Dataset listings of figures
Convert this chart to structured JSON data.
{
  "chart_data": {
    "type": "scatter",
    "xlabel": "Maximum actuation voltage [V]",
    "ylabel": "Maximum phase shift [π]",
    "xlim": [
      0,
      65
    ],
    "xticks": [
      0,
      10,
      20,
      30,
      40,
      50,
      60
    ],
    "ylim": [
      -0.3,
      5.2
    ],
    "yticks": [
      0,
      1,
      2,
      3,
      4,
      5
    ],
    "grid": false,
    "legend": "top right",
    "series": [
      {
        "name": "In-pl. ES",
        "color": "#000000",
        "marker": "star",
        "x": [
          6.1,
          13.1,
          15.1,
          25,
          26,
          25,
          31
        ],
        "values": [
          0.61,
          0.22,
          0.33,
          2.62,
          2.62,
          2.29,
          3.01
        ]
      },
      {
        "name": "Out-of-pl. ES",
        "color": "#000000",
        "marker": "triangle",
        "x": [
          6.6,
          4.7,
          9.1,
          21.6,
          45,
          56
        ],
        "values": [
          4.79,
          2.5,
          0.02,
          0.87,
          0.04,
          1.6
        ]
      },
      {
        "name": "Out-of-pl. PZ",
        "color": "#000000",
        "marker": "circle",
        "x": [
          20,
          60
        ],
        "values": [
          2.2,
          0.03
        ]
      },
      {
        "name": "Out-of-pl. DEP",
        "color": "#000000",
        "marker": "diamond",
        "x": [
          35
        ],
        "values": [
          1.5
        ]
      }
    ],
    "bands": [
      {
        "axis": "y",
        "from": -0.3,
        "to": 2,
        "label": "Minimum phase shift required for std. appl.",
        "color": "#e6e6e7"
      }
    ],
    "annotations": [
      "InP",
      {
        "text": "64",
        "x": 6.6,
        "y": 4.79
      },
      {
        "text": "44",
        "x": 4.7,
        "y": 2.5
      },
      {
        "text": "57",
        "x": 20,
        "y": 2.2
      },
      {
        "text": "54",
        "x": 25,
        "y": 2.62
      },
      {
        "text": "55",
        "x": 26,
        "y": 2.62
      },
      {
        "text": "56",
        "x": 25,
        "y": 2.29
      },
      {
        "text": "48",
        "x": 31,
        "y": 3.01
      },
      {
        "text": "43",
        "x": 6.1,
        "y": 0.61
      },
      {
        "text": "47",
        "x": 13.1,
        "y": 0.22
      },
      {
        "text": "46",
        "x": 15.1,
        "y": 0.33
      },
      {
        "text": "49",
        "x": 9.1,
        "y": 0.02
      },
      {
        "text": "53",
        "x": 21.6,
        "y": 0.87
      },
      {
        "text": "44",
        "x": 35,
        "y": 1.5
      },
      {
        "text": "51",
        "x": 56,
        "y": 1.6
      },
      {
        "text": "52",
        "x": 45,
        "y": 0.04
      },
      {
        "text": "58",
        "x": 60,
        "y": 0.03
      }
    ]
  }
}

■ **Task**: Your task is to repeat each line of the material exactly.

■ **Task response**:
Convert this chart to structured JSON data.
{
  "chart_data": {
    "type": "scatter",
    "xlabel": "Maximum actuation voltage [V]",
    "ylabel": "Maximum phase shift [π]",
    "xlim": [
      0,
      65
    ],
    "xticks": [
      0,
      10,
      20,
      30,
      40,
      50,
      60
    ],
    "ylim": [
      -0.3,
      5.2
    ],
    "yticks": [
      0,
      1,
      2,
      3,
      4,
      5
    ],
    "grid": false,
    "legend": "top right",
    "series": [
      {
        "name": "In-pl. ES",
        "color": "#000000",
        "marker": "star",
        "x": [
          6.1,
          13.1,
          15.1,
          25,
          26,
          25,
          31
        ],
        "values": [
          0.61,
          0.22,
          0.33,
          2.62,
          2.62,
          2.29,
          3.01
        ]
      },
      {
        "name": "Out-of-pl. ES",
        "color": "#000000",
        "marker": "triangle",
        "x": [
          6.6,
          4.7,
          9.1,
          21.6,
          45,
          56
        ],
        "values": [
          4.79,
          2.5,
          0.02,
          0.87,
          0.04,
          1.6
        ]
      },
      {
        "name": "Out-of-pl. PZ",
        "color": "#000000",
        "marker": "circle",
        "x": [
          20,
          60
        ],
        "values": [
          2.2,
          0.03
        ]
      },
      {
        "name": "Out-of-pl. DEP",
        "color": "#000000",
        "marker": "diamond",
        "x": [
          35
        ],
        "values": [
          1.5
        ]
      }
    ],
    "bands": [
      {
        "axis": "y",
        "from": -0.3,
        "to": 2,
        "label": "Minimum phase shift required for std. appl.",
        "color": "#e6e6e7"
      }
    ],
    "annotations": [
      "InP",
      {
        "text": "64",
        "x": 6.6,
        "y": 4.79
      },
      {
        "text": "44",
        "x": 4.7,
        "y": 2.5
      },
      {
        "text": "57",
        "x": 20,
        "y": 2.2
      },
      {
        "text": "54",
        "x": 25,
        "y": 2.62
      },
      {
        "text": "55",
        "x": 26,
        "y": 2.62
      },
      {
        "text": "56",
        "x": 25,
        "y": 2.29
      },
      {
        "text": "48",
        "x": 31,
        "y": 3.01
      },
      {
        "text": "43",
        "x": 6.1,
        "y": 0.61
      },
      {
        "text": "47",
        "x": 13.1,
        "y": 0.22
      },
      {
        "text": "46",
        "x": 15.1,
        "y": 0.33
      },
      {
        "text": "49",
        "x": 9.1,
        "y": 0.02
      },
      {
        "text": "53",
        "x": 21.6,
        "y": 0.87
      },
      {
        "text": "44",
        "x": 35,
        "y": 1.5
      },
      {
        "text": "51",
        "x": 56,
        "y": 1.6
      },
      {
        "text": "52",
        "x": 45,
        "y": 0.04
      },
      {
        "text": "58",
        "x": 60,
        "y": 0.03
      }
    ]
  }
}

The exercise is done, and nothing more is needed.